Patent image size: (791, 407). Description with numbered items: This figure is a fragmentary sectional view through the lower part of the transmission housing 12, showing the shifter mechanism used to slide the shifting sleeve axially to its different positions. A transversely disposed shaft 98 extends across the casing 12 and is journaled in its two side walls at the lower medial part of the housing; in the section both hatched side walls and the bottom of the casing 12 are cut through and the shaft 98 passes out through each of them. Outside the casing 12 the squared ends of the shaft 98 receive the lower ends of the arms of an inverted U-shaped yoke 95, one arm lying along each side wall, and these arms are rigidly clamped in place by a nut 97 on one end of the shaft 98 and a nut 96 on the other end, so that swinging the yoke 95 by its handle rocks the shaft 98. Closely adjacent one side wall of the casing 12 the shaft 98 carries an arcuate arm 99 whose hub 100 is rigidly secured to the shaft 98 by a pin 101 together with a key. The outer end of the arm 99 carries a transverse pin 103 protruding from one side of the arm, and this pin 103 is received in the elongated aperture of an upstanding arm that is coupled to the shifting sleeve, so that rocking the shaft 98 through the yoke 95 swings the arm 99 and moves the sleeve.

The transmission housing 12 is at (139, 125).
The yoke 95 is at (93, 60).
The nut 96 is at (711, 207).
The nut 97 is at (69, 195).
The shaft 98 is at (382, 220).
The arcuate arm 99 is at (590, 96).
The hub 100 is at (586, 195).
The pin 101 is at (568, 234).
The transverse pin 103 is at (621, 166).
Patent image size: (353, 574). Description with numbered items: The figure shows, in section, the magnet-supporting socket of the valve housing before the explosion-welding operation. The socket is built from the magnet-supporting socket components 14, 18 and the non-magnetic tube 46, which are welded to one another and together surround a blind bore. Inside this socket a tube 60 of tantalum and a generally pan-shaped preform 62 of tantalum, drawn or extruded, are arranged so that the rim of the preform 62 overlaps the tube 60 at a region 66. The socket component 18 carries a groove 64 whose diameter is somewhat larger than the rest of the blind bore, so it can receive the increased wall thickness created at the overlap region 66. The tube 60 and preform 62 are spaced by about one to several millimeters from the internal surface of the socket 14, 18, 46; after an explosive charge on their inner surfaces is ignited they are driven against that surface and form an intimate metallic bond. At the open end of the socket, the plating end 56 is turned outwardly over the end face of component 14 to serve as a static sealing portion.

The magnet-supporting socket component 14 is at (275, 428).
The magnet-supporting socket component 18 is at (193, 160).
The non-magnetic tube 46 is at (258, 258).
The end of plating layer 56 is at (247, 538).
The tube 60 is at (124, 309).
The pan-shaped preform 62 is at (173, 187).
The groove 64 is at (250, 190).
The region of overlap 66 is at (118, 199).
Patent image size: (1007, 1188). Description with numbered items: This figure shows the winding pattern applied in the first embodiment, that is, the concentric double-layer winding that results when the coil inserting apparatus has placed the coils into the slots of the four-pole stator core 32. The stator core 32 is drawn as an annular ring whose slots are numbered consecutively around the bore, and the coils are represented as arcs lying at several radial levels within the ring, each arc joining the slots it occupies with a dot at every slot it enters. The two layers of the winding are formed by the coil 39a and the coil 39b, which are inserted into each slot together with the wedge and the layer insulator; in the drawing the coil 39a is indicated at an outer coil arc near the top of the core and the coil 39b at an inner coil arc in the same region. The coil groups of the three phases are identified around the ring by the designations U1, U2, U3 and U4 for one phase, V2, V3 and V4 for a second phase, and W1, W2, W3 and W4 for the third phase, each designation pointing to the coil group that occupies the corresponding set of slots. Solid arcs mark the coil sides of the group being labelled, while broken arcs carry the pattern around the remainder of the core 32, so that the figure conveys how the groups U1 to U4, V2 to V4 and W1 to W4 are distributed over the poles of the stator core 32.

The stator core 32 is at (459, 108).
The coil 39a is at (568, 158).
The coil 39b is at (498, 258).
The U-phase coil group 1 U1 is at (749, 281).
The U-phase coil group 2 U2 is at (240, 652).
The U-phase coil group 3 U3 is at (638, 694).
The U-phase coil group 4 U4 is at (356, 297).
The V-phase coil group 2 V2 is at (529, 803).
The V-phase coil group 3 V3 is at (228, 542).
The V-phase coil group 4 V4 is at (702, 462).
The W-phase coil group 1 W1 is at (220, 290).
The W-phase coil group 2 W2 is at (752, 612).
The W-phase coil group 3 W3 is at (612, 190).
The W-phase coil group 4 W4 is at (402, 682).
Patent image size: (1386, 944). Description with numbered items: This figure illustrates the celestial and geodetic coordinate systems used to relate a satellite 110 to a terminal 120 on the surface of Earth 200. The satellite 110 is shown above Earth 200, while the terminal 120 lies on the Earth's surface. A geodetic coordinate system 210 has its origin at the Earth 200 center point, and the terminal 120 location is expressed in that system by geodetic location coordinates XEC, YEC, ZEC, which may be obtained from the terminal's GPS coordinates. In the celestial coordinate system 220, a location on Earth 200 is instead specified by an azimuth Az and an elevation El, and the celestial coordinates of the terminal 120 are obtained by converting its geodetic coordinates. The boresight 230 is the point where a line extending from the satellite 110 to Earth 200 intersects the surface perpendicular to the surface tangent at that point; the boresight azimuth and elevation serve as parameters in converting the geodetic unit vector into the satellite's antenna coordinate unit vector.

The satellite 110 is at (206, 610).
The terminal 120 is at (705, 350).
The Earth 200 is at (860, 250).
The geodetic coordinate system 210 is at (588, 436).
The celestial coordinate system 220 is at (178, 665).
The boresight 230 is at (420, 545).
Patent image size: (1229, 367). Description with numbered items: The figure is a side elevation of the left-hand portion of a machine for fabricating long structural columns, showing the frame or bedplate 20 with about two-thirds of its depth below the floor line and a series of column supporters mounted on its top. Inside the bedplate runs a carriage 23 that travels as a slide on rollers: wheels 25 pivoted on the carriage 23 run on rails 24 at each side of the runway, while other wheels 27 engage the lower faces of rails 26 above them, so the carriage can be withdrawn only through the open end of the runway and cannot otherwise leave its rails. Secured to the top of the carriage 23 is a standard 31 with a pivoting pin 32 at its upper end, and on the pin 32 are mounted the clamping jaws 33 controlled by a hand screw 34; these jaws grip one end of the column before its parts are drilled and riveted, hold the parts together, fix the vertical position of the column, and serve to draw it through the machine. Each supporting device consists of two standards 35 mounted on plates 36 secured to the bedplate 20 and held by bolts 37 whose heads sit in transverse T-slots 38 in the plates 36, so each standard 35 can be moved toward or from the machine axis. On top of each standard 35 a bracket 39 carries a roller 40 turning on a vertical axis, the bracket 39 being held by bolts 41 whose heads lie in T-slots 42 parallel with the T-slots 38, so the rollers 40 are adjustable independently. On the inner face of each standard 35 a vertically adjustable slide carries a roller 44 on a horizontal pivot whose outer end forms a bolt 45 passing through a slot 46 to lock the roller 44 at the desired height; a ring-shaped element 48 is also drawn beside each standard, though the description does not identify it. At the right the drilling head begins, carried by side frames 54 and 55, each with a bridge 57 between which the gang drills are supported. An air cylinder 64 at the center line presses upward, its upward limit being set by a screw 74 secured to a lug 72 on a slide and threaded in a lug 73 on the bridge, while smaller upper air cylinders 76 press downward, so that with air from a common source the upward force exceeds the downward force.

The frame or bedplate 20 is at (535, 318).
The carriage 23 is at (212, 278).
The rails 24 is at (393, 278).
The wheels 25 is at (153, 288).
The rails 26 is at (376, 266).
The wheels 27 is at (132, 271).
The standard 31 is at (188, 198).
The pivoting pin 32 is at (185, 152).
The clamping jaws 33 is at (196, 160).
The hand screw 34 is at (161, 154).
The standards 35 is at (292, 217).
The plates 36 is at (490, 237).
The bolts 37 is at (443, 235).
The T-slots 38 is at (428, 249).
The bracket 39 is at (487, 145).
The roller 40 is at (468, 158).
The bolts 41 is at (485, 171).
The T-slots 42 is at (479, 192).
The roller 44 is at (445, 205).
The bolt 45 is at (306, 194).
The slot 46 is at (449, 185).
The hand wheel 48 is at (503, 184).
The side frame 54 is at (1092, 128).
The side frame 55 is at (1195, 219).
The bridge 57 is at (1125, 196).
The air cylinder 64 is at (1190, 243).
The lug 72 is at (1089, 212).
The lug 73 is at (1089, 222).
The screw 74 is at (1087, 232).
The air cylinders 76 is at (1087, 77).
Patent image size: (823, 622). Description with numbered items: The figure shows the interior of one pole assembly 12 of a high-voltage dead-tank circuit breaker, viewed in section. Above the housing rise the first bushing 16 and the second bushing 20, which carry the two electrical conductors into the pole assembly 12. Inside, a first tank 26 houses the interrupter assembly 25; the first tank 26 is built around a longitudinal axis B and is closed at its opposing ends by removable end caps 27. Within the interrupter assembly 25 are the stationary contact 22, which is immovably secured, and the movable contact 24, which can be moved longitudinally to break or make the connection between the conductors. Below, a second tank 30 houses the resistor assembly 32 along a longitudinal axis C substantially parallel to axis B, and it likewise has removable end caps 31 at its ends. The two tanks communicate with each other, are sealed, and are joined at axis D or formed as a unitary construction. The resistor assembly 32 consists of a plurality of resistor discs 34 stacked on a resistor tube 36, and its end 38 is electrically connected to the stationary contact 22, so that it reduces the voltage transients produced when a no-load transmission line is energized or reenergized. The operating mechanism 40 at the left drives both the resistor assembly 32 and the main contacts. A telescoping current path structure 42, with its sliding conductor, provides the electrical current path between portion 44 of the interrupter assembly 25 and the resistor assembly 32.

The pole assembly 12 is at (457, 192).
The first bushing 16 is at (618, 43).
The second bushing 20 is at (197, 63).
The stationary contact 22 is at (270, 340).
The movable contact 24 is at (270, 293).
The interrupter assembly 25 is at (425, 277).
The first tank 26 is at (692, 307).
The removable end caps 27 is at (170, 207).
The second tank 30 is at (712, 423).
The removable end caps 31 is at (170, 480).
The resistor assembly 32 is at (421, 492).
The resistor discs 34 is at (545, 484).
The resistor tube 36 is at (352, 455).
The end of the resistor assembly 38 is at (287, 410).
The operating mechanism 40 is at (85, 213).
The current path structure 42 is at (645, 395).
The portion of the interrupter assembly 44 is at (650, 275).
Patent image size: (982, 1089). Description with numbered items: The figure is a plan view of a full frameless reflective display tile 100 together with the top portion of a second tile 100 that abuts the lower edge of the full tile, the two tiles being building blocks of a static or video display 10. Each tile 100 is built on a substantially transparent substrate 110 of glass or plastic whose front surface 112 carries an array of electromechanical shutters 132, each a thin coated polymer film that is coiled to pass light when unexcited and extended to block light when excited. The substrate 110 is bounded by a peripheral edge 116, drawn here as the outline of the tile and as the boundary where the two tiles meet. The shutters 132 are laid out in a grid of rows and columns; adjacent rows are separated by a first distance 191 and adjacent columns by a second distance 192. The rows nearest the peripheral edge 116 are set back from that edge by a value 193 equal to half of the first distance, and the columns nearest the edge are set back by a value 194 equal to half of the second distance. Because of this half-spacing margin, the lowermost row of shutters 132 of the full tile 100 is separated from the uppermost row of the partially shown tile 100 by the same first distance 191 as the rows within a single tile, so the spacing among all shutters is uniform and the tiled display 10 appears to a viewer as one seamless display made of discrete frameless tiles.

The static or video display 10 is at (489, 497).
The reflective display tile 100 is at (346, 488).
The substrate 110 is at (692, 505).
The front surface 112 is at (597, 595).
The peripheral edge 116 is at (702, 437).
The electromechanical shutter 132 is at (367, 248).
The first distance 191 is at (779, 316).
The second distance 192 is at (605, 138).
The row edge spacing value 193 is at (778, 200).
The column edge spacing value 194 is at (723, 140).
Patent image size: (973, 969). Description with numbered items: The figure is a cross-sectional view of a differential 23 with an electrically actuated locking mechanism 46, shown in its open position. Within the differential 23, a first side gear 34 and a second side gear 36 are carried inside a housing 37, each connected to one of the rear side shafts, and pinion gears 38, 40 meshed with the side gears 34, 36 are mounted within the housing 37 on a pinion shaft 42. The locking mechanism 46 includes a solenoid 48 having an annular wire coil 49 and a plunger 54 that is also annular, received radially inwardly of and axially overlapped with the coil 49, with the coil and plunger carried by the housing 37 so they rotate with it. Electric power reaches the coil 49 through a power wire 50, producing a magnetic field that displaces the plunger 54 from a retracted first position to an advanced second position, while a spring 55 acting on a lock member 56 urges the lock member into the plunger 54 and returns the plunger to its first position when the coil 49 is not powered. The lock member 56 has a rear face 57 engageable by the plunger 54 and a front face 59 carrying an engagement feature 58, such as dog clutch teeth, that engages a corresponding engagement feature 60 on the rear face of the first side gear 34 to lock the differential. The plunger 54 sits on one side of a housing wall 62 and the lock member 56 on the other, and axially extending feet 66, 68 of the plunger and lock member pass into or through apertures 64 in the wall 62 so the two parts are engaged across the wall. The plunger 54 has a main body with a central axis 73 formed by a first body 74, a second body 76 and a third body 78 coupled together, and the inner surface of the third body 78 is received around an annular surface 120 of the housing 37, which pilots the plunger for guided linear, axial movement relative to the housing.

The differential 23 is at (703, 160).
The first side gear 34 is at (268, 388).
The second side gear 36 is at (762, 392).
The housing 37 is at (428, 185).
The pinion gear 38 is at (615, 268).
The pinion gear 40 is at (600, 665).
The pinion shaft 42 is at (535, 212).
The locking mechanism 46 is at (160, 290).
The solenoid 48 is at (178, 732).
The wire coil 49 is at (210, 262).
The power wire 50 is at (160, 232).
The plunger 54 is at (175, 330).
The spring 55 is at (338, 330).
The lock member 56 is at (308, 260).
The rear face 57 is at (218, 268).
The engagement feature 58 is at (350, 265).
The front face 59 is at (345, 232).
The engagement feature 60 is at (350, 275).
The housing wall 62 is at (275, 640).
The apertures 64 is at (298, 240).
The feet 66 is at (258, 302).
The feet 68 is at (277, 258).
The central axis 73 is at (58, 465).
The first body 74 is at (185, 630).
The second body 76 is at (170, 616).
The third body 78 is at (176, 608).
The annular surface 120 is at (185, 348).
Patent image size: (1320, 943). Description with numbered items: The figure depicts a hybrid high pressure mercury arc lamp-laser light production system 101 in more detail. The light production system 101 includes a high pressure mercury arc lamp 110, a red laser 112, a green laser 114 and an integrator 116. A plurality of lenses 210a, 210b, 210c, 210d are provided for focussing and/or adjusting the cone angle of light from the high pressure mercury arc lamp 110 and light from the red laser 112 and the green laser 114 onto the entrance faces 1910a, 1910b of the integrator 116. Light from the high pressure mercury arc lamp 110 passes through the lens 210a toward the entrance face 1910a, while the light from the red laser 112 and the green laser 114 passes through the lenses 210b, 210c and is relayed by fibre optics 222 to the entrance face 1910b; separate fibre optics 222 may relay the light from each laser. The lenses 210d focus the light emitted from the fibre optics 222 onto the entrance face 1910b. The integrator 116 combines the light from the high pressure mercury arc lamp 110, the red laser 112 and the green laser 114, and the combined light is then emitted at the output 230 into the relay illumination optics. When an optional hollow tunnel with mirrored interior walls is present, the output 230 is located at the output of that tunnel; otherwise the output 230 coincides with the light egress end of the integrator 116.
++++
SET PROBLEM:
Starting with the line that contains "Patent image size: (1386, 944)." and going on through the line that contains "The boresight 230 is at (420, 545).", lay out those lines of the entries as a Markdown table with the columns Item and Text, numbering each row and leaving out blank lines.

SOLUTION BELOW:
| Item | Text |
|---|---|
| 1 | Patent image size: (1386, 944). Description with numbered items: This figure illustrates the celestial and geodetic coordinate systems used to relate a satellite 110 to a terminal 120 on the surface of Earth 200. The satellite 110 is shown above Earth 200, while the terminal 120 lies on the Earth's surface. A geodetic coordinate system 210 has its origin at the Earth 200 center point, and the terminal 120 location is expressed in that system by geodetic location coordinates XEC, YEC, ZEC, which may be obtained from the terminal's GPS coordinates. In the celestial coordinate system 220, a location on Earth 200 is instead specified by an azimuth Az and an elevation El, and the celestial coordinates of the terminal 120 are obtained by converting its geodetic coordinates. The boresight 230 is the point where a line extending from the satellite 110 to Earth 200 intersects the surface perpendicular to the surface tangent at that point; the boresight azimuth and elevation serve as parameters in converting the geodetic unit vector into the satellite's antenna coordinate unit vector. |
| 2 | The satellite 110 is at (206, 610). |
| 3 | The terminal 120 is at (705, 350). |
| 4 | The Earth 200 is at (860, 250). |
| 5 | The geodetic coordinate system 210 is at (588, 436). |
| 6 | The celestial coordinate system 220 is at (178, 665). |
| 7 | The boresight 230 is at (420, 545). |